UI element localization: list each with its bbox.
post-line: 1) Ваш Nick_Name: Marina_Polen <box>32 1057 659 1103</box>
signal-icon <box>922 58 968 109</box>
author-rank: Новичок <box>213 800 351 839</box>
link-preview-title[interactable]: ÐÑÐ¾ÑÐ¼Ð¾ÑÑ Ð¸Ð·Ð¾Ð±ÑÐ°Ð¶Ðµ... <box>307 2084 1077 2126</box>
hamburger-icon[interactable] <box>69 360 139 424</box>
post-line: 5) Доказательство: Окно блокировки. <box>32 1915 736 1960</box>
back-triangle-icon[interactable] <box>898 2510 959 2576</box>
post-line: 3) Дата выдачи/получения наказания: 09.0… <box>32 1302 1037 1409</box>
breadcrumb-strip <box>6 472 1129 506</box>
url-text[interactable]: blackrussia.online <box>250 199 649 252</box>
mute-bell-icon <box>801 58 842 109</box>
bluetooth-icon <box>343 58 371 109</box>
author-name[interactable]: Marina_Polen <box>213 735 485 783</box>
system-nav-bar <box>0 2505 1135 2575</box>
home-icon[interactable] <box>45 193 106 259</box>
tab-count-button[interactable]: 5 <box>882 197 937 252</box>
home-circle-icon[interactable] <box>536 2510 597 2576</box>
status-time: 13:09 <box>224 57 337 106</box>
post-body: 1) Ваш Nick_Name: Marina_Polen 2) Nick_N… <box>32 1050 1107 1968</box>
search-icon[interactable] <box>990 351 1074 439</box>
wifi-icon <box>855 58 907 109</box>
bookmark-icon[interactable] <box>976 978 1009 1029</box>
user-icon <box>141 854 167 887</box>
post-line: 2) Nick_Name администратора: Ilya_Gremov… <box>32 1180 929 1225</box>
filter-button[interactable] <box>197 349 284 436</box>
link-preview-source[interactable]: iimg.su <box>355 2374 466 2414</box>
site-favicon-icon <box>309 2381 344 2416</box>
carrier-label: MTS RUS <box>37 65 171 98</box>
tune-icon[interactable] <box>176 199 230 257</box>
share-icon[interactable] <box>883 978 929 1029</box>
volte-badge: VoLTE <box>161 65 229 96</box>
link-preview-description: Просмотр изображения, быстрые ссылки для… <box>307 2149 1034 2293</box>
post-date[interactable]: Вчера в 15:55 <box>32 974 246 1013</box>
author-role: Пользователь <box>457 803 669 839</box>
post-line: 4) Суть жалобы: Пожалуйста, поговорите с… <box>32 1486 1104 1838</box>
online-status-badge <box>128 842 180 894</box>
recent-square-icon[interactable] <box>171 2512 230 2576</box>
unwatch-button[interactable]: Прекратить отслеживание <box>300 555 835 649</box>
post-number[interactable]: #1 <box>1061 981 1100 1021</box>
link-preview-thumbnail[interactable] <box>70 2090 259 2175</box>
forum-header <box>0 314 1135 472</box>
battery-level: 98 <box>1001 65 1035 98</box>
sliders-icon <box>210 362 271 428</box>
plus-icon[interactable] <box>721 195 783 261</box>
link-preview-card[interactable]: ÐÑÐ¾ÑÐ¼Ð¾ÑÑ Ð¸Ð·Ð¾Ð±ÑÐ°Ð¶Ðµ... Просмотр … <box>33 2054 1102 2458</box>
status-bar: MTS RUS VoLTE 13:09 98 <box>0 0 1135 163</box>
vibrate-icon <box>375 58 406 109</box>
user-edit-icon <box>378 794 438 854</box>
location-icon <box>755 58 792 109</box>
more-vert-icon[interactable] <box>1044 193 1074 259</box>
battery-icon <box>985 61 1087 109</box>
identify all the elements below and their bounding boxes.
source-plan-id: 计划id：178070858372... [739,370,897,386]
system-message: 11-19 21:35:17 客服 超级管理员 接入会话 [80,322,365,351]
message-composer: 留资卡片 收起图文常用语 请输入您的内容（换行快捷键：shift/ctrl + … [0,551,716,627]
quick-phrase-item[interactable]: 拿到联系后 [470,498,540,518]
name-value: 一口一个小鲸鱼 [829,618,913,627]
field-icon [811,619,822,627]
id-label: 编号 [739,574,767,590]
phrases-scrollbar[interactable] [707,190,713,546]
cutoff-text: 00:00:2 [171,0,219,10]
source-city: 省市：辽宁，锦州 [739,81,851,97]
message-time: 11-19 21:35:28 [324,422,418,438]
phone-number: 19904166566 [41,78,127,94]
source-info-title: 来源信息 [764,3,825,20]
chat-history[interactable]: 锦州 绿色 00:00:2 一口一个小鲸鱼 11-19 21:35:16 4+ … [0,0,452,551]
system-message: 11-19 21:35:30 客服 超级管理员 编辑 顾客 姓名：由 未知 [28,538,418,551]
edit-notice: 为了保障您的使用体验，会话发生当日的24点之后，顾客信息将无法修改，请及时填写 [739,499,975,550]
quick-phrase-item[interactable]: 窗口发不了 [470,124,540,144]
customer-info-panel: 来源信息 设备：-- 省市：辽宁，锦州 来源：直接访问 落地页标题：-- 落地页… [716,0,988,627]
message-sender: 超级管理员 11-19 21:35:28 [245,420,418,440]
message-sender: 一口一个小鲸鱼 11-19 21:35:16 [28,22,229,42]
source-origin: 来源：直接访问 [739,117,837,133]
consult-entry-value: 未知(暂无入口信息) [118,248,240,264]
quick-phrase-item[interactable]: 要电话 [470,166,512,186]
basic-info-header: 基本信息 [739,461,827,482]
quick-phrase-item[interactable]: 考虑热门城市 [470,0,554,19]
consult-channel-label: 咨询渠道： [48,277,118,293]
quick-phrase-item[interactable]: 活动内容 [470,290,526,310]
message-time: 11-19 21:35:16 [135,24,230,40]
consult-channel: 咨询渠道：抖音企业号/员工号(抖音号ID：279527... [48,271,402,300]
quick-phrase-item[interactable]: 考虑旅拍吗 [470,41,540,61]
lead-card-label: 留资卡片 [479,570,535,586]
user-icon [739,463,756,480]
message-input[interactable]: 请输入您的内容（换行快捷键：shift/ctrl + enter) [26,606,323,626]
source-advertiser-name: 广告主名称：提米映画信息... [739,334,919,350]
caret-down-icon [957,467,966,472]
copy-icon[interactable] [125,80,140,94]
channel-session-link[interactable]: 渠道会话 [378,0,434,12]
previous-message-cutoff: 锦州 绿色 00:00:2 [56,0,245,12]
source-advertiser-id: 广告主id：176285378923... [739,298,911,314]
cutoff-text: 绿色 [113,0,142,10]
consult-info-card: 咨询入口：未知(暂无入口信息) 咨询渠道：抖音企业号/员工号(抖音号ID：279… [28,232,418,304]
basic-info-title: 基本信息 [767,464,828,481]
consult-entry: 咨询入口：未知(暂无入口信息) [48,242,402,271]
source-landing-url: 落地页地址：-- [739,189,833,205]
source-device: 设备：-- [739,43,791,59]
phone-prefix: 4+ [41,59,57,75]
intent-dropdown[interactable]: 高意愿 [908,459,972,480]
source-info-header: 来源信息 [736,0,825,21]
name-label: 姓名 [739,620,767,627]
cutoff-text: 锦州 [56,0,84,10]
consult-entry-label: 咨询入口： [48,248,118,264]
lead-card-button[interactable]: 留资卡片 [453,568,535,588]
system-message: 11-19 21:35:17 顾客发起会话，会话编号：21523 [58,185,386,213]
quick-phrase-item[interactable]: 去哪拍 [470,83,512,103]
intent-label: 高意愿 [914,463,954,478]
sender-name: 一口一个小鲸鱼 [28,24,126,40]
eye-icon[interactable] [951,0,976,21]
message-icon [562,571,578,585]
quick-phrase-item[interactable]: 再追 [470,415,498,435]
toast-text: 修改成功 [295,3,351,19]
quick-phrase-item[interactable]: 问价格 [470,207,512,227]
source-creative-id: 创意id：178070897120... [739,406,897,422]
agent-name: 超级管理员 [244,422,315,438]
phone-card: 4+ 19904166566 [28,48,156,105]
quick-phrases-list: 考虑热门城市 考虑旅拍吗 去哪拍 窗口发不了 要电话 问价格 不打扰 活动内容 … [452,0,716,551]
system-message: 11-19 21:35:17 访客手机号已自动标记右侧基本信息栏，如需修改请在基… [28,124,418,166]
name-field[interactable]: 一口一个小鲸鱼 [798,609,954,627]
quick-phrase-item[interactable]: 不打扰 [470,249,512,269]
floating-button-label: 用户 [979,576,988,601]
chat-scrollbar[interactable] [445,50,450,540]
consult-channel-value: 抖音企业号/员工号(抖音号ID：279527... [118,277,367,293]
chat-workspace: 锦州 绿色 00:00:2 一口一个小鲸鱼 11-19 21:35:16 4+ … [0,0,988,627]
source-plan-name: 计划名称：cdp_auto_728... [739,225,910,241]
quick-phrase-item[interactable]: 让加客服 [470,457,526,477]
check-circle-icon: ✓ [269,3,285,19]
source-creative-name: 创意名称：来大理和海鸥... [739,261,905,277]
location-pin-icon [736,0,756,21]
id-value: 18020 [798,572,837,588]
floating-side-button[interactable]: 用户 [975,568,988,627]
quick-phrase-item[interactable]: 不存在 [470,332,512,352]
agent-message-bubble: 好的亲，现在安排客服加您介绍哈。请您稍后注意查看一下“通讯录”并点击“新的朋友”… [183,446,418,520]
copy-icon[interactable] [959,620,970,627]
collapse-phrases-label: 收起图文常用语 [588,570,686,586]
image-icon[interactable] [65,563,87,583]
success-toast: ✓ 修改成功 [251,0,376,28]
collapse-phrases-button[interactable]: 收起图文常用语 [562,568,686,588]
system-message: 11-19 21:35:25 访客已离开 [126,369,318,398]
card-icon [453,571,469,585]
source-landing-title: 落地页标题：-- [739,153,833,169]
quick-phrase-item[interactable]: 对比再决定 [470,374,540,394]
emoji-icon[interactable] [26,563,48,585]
:::::
**Problem details:** Revise the rows from the first row through the row containing "link-preview-title[interactable]: ÐÑÐ¾ÑÐ¼Ð¾ÑÑ Ð¸Ð·Ð¾Ð±ÑÐ°Ð¶Ðµ...", replacing "author-rank" with "author-level" and leaving everything else unchanged.

**Task output:**
UI element localization: list each with its bbox.
post-line: 1) Ваш Nick_Name: Marina_Polen <box>32 1057 659 1103</box>
signal-icon <box>922 58 968 109</box>
author-level: Новичок <box>213 800 351 839</box>
link-preview-title[interactable]: ÐÑÐ¾ÑÐ¼Ð¾ÑÑ Ð¸Ð·Ð¾Ð±ÑÐ°Ð¶Ðµ... <box>307 2084 1077 2126</box>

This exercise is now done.